-- What this task involves --
Only lines holding the word "color" should be copied from the material.

-- Dataset entries --
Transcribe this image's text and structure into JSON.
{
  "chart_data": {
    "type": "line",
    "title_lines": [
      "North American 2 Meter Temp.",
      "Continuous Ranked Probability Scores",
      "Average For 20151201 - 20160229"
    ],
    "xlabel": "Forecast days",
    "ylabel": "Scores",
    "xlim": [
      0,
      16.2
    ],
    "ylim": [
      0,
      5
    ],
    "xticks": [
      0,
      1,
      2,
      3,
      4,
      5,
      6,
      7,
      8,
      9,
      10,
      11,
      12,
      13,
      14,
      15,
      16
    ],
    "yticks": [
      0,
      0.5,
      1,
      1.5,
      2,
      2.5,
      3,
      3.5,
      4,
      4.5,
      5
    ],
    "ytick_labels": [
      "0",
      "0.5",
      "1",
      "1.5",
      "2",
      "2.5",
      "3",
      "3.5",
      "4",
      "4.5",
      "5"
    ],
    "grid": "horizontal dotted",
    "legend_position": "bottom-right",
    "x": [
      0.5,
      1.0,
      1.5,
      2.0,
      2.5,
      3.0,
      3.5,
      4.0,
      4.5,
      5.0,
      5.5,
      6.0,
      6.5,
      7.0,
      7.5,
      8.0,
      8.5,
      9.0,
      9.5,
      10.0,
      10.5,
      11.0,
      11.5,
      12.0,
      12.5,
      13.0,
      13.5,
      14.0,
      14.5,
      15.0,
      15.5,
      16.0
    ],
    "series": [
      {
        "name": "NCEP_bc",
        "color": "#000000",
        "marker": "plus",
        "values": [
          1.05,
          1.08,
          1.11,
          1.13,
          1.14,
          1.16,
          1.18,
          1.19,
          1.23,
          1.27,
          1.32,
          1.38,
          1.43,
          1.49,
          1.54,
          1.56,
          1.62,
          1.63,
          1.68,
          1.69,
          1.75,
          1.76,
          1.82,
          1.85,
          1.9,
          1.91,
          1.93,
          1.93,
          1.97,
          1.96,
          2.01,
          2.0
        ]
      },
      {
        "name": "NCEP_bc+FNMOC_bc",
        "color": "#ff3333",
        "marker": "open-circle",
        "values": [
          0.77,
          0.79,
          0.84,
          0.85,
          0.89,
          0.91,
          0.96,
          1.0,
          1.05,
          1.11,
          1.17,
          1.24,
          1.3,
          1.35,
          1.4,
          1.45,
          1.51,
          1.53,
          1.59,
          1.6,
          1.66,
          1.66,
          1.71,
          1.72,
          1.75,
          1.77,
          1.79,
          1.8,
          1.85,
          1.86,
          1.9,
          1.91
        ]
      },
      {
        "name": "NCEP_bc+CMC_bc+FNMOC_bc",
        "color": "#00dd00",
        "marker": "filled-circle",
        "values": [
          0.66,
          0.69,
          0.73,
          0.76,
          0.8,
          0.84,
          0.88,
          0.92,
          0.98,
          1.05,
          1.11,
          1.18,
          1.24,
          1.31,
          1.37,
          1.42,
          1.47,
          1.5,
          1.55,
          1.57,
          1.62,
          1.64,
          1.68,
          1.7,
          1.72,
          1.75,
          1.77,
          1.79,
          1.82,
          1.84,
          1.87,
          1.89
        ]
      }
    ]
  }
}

-- Solution for this exercise --
        "color": "#000000",
        "color": "#ff3333",
        "color": "#00dd00",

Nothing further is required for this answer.